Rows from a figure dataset
....................
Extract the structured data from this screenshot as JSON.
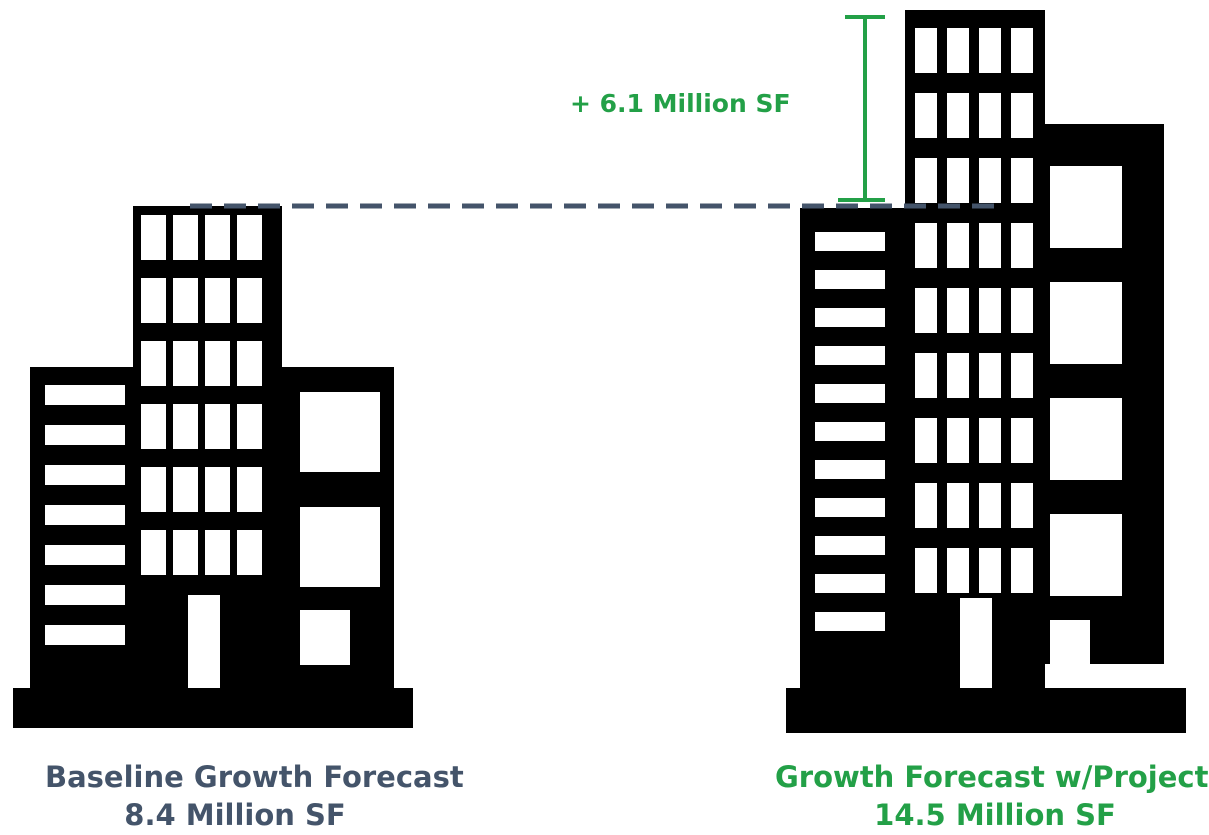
{
  "colors": {
    "building": "#000000",
    "baseline_text": "#44546a",
    "projects_text": "#23a047",
    "reference_line": "#44546a",
    "delta_bracket": "#23a047"
  },
  "delta": {
    "label": "+ 6.1 Million SF",
    "value_million_sf": 6.1
  },
  "baseline": {
    "title": "Baseline Growth Forecast",
    "value_label": "8.4 Million SF",
    "value_million_sf": 8.4,
    "icon": "office-buildings-icon"
  },
  "with_projects": {
    "title": "Growth Forecast w/Projects",
    "value_label": "14.5 Million SF",
    "value_million_sf": 14.5,
    "icon": "office-buildings-icon"
  }
}
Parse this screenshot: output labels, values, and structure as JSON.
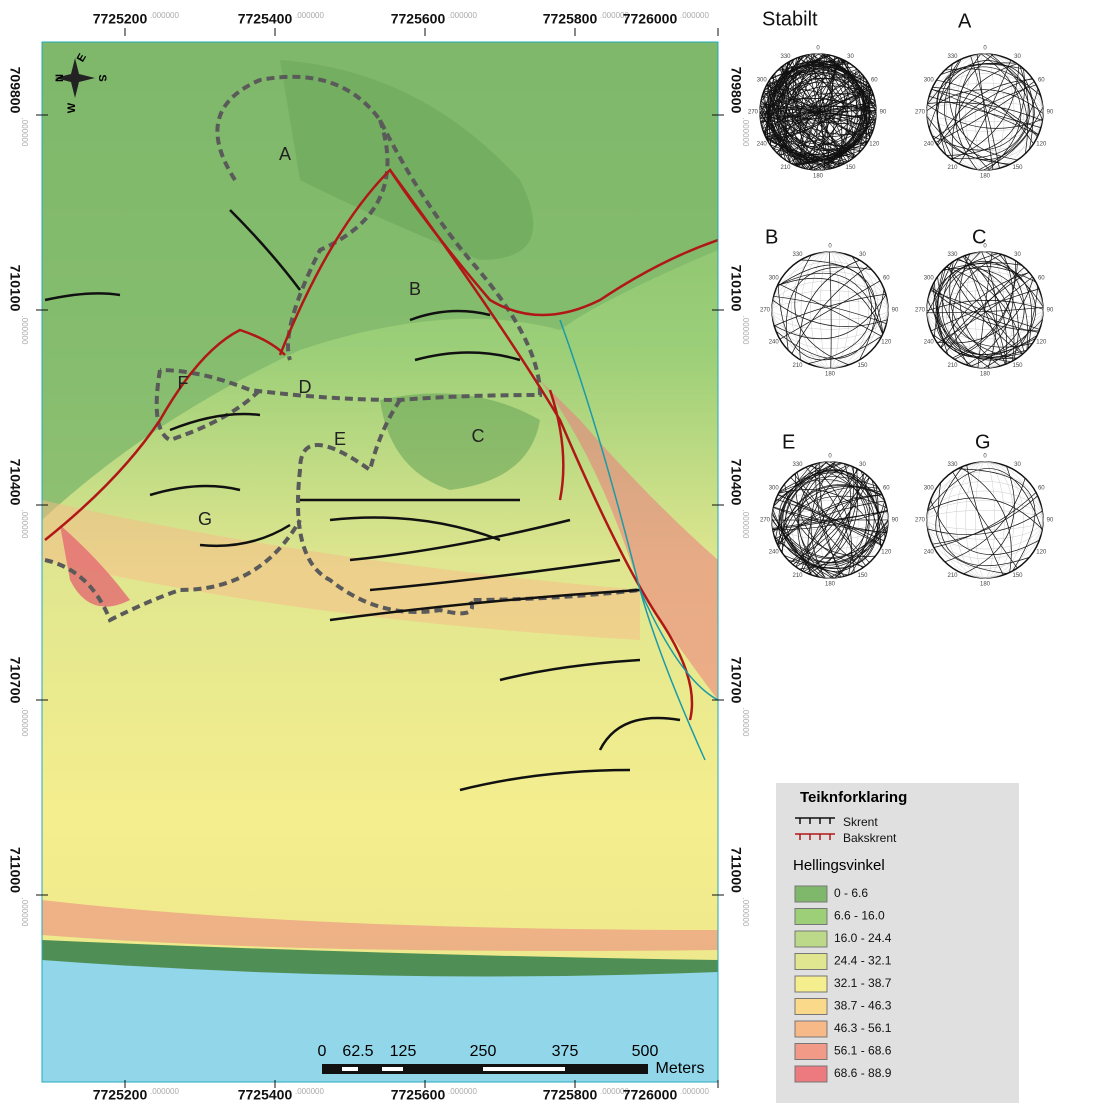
{
  "x_labels": [
    {
      "main": "7725200",
      "decimals": ".000000"
    },
    {
      "main": "7725400",
      "decimals": ".000000"
    },
    {
      "main": "7725600",
      "decimals": ".000000"
    },
    {
      "main": "7725800",
      "decimals": ".000000"
    },
    {
      "main": "7726000",
      "decimals": ".000000"
    }
  ],
  "y_labels": [
    {
      "main": "709800",
      "decimals": ".000000"
    },
    {
      "main": "710100",
      "decimals": ".000000"
    },
    {
      "main": "710400",
      "decimals": ".000000"
    },
    {
      "main": "710700",
      "decimals": ".000000"
    },
    {
      "main": "711000",
      "decimals": ".000000"
    }
  ],
  "compass": [
    "N",
    "E",
    "S",
    "W"
  ],
  "regions": [
    "A",
    "B",
    "C",
    "D",
    "E",
    "F",
    "G"
  ],
  "scale_bar": {
    "labels": [
      "0",
      "62.5",
      "125",
      "250",
      "375",
      "500"
    ],
    "unit": "Meters"
  },
  "stereonets": {
    "titles": [
      "Stabilt",
      "A",
      "B",
      "C",
      "E",
      "G"
    ],
    "degree_labels": [
      "0",
      "30",
      "60",
      "90",
      "120",
      "150",
      "180",
      "210",
      "240",
      "270",
      "300",
      "330"
    ]
  },
  "legend": {
    "title": "Teiknforklaring",
    "symbols": [
      "Skrent",
      "Bakskrent"
    ],
    "subtitle": "Hellingsvinkel",
    "classes": [
      {
        "label": "0 - 6.6",
        "color": "#7fb86a"
      },
      {
        "label": "6.6 - 16.0",
        "color": "#9ccf78"
      },
      {
        "label": "16.0 - 24.4",
        "color": "#bcd98a"
      },
      {
        "label": "24.4 - 32.1",
        "color": "#dfe68f"
      },
      {
        "label": "32.1 - 38.7",
        "color": "#f5ee8e"
      },
      {
        "label": "38.7 - 46.3",
        "color": "#fbd98a"
      },
      {
        "label": "46.3 - 56.1",
        "color": "#f8b988"
      },
      {
        "label": "56.1 - 68.6",
        "color": "#f29a88"
      },
      {
        "label": "68.6 - 88.9",
        "color": "#ec7a7f"
      }
    ]
  }
}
....................
Pictures are excluded; repeat every record exactly.

Extract the structured data from this screenshot as JSON.
{
  "colors": {
    "building": "#000000",
    "baseline_text": "#44546a",
    "projects_text": "#23a047",
    "reference_line": "#44546a",
    "delta_bracket": "#23a047"
  },
  "delta": {
    "label": "+ 6.1 Million SF",
    "value_million_sf": 6.1
  },
  "baseline": {
    "title": "Baseline Growth Forecast",
    "value_label": "8.4 Million SF",
    "value_million_sf": 8.4,
    "icon": "office-buildings-icon"
  },
  "with_projects": {
    "title": "Growth Forecast w/Projects",
    "value_label": "14.5 Million SF",
    "value_million_sf": 14.5,
    "icon": "office-buildings-icon"
  }
}
Parse this screenshot: output labels, values, and structure as JSON.
{
  "x_labels": [
    {
      "main": "7725200",
      "decimals": ".000000"
    },
    {
      "main": "7725400",
      "decimals": ".000000"
    },
    {
      "main": "7725600",
      "decimals": ".000000"
    },
    {
      "main": "7725800",
      "decimals": ".000000"
    },
    {
      "main": "7726000",
      "decimals": ".000000"
    }
  ],
  "y_labels": [
    {
      "main": "709800",
      "decimals": ".000000"
    },
    {
      "main": "710100",
      "decimals": ".000000"
    },
    {
      "main": "710400",
      "decimals": ".000000"
    },
    {
      "main": "710700",
      "decimals": ".000000"
    },
    {
      "main": "711000",
      "decimals": ".000000"
    }
  ],
  "compass": [
    "N",
    "E",
    "S",
    "W"
  ],
  "regions": [
    "A",
    "B",
    "C",
    "D",
    "E",
    "F",
    "G"
  ],
  "scale_bar": {
    "labels": [
      "0",
      "62.5",
      "125",
      "250",
      "375",
      "500"
    ],
    "unit": "Meters"
  },
  "stereonets": {
    "titles": [
      "Stabilt",
      "A",
      "B",
      "C",
      "E",
      "G"
    ],
    "degree_labels": [
      "0",
      "30",
      "60",
      "90",
      "120",
      "150",
      "180",
      "210",
      "240",
      "270",
      "300",
      "330"
    ]
  },
  "legend": {
    "title": "Teiknforklaring",
    "symbols": [
      "Skrent",
      "Bakskrent"
    ],
    "subtitle": "Hellingsvinkel",
    "classes": [
      {
        "label": "0 - 6.6",
        "color": "#7fb86a"
      },
      {
        "label": "6.6 - 16.0",
        "color": "#9ccf78"
      },
      {
        "label": "16.0 - 24.4",
        "color": "#bcd98a"
      },
      {
        "label": "24.4 - 32.1",
        "color": "#dfe68f"
      },
      {
        "label": "32.1 - 38.7",
        "color": "#f5ee8e"
      },
      {
        "label": "38.7 - 46.3",
        "color": "#fbd98a"
      },
      {
        "label": "46.3 - 56.1",
        "color": "#f8b988"
      },
      {
        "label": "56.1 - 68.6",
        "color": "#f29a88"
      },
      {
        "label": "68.6 - 88.9",
        "color": "#ec7a7f"
      }
    ]
  }
}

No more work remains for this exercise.